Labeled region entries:

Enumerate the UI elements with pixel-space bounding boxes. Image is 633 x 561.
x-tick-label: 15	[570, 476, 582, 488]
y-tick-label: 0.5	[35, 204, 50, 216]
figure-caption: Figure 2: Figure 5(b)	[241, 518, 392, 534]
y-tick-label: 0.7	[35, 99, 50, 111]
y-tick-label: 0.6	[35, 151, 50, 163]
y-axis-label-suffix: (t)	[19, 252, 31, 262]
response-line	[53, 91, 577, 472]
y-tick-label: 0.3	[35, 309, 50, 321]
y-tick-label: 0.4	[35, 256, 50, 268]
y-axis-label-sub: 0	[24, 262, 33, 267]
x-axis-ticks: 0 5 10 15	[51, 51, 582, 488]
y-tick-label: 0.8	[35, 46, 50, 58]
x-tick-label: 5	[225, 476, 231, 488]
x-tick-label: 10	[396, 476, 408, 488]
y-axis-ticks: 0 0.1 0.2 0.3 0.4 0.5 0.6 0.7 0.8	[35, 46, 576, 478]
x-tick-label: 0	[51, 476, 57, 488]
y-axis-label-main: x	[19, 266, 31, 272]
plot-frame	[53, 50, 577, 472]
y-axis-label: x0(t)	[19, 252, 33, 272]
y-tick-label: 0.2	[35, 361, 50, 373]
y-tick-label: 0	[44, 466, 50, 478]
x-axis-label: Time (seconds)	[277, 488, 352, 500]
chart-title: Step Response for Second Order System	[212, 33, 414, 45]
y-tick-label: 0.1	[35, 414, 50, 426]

Written task: Output every row above as a numbered list, omitting any blank lines.

Solved problem:
1. Enumerate the UI elements with pixel-space bounding boxes. Image is 633 x 561.
2. x-tick-label: 15	[570, 476, 582, 488]
3. y-tick-label: 0.5	[35, 204, 50, 216]
4. figure-caption: Figure 2: Figure 5(b)	[241, 518, 392, 534]
5. y-tick-label: 0.7	[35, 99, 50, 111]
6. y-tick-label: 0.6	[35, 151, 50, 163]
7. y-axis-label-suffix: (t)	[19, 252, 31, 262]
8. response-line	[53, 91, 577, 472]
9. y-tick-label: 0.3	[35, 309, 50, 321]
10. y-tick-label: 0.4	[35, 256, 50, 268]
11. y-axis-label-sub: 0	[24, 262, 33, 267]
12. x-axis-ticks: 0 5 10 15	[51, 51, 582, 488]
13. y-tick-label: 0.8	[35, 46, 50, 58]
14. x-tick-label: 5	[225, 476, 231, 488]
15. x-tick-label: 10	[396, 476, 408, 488]
16. y-axis-ticks: 0 0.1 0.2 0.3 0.4 0.5 0.6 0.7 0.8	[35, 46, 576, 478]
17. x-tick-label: 0	[51, 476, 57, 488]
18. y-axis-label-main: x	[19, 266, 31, 272]
19. plot-frame	[53, 50, 577, 472]
20. y-axis-label: x0(t)	[19, 252, 33, 272]
21. y-tick-label: 0.2	[35, 361, 50, 373]
22. y-tick-label: 0	[44, 466, 50, 478]
23. x-axis-label: Time (seconds)	[277, 488, 352, 500]
24. chart-title: Step Response for Second Order System	[212, 33, 414, 45]
25. y-tick-label: 0.1	[35, 414, 50, 426]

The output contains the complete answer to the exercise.